**Material**

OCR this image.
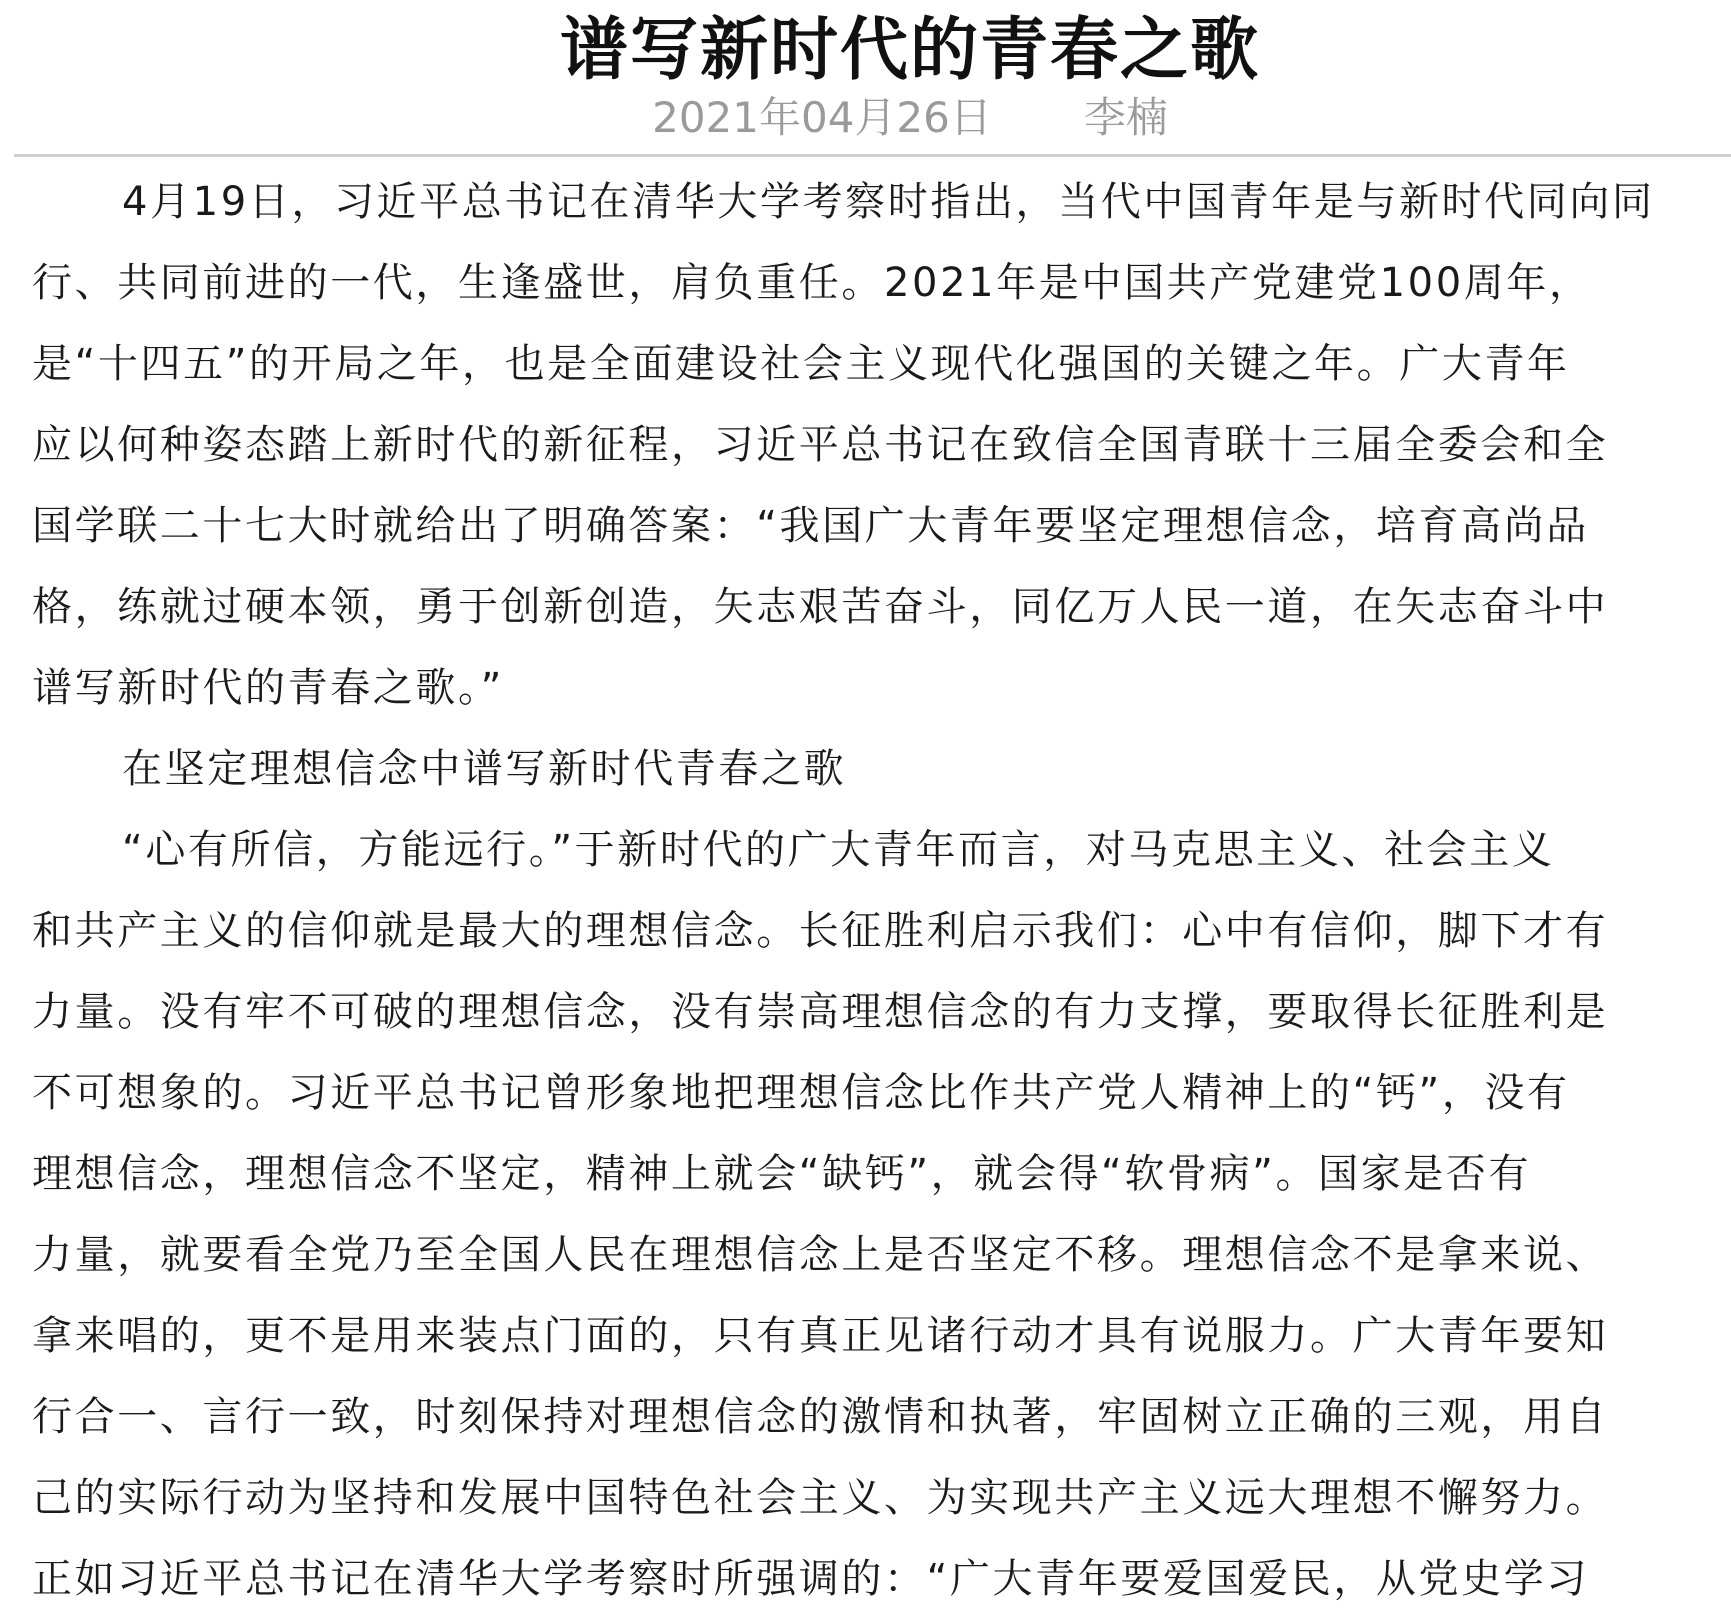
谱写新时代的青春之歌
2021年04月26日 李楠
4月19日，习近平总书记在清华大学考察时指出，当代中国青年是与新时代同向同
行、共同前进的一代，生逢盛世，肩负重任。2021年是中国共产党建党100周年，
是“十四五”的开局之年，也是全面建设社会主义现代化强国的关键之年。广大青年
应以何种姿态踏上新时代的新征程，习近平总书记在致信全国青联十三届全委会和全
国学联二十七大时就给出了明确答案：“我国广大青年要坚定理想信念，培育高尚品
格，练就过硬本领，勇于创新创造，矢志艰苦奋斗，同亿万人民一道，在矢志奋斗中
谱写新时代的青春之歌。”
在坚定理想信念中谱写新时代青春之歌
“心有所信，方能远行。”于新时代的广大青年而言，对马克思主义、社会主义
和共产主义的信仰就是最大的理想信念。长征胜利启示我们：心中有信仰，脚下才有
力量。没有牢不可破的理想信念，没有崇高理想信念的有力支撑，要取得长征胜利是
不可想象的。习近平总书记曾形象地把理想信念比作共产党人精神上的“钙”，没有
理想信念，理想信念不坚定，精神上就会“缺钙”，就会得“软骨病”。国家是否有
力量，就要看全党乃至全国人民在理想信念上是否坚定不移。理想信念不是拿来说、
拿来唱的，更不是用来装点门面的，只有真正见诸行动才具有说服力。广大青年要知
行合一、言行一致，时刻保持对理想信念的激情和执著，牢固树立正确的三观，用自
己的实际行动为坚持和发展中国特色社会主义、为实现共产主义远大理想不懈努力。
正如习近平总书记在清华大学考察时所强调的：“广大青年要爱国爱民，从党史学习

**Task goal**
Omit every picture, then repeat the remaining data exactly as it appears above.

**Worked solution**
OCR this image.
谱写新时代的青春之歌
2021年04月26日 李楠
4月19日，习近平总书记在清华大学考察时指出，当代中国青年是与新时代同向同
行、共同前进的一代，生逢盛世，肩负重任。2021年是中国共产党建党100周年，
是“十四五”的开局之年，也是全面建设社会主义现代化强国的关键之年。广大青年
应以何种姿态踏上新时代的新征程，习近平总书记在致信全国青联十三届全委会和全
国学联二十七大时就给出了明确答案：“我国广大青年要坚定理想信念，培育高尚品
格，练就过硬本领，勇于创新创造，矢志艰苦奋斗，同亿万人民一道，在矢志奋斗中
谱写新时代的青春之歌。”
在坚定理想信念中谱写新时代青春之歌
“心有所信，方能远行。”于新时代的广大青年而言，对马克思主义、社会主义
和共产主义的信仰就是最大的理想信念。长征胜利启示我们：心中有信仰，脚下才有
力量。没有牢不可破的理想信念，没有崇高理想信念的有力支撑，要取得长征胜利是
不可想象的。习近平总书记曾形象地把理想信念比作共产党人精神上的“钙”，没有
理想信念，理想信念不坚定，精神上就会“缺钙”，就会得“软骨病”。国家是否有
力量，就要看全党乃至全国人民在理想信念上是否坚定不移。理想信念不是拿来说、
拿来唱的，更不是用来装点门面的，只有真正见诸行动才具有说服力。广大青年要知
行合一、言行一致，时刻保持对理想信念的激情和执著，牢固树立正确的三观，用自
己的实际行动为坚持和发展中国特色社会主义、为实现共产主义远大理想不懈努力。
正如习近平总书记在清华大学考察时所强调的：“广大青年要爱国爱民，从党史学习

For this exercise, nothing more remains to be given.